Stated goal - All records are to be retyped faithfully and completely.

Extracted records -
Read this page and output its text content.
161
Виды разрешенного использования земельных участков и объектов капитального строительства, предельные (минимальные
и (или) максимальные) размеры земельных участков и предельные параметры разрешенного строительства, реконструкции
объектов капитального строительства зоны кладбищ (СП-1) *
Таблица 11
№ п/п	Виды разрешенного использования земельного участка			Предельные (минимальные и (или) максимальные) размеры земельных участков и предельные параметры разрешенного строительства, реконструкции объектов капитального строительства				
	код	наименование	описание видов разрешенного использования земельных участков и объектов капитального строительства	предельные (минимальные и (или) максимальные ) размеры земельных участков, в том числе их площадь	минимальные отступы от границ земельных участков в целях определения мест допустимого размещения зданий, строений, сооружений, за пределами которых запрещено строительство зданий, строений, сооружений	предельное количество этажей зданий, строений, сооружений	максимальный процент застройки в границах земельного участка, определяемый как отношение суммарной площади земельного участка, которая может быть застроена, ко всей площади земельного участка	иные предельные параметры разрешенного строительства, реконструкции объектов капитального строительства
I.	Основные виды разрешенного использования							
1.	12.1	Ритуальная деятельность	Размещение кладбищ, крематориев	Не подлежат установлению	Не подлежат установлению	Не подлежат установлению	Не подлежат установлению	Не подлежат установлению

Written response -
Read this page and output its text content.
161
Виды разрешенного использования земельных участков и объектов капитального строительства, предельные (минимальные
и (или) максимальные) размеры земельных участков и предельные параметры разрешенного строительства, реконструкции
объектов капитального строительства зоны кладбищ (СП-1) *
Таблица 11
№ п/п	Виды разрешенного использования земельного участка			Предельные (минимальные и (или) максимальные) размеры земельных участков и предельные параметры разрешенного строительства, реконструкции объектов капитального строительства				
	код	наименование	описание видов разрешенного использования земельных участков и объектов капитального строительства	предельные (минимальные и (или) максимальные ) размеры земельных участков, в том числе их площадь	минимальные отступы от границ земельных участков в целях определения мест допустимого размещения зданий, строений, сооружений, за пределами которых запрещено строительство зданий, строений, сооружений	предельное количество этажей зданий, строений, сооружений	максимальный процент застройки в границах земельного участка, определяемый как отношение суммарной площади земельного участка, которая может быть застроена, ко всей площади земельного участка	иные предельные параметры разрешенного строительства, реконструкции объектов капитального строительства
I.	Основные виды разрешенного использования							
1.	12.1	Ритуальная деятельность	Размещение кладбищ, крематориев	Не подлежат установлению	Не подлежат установлению	Не подлежат установлению	Не подлежат установлению	Не подлежат установлению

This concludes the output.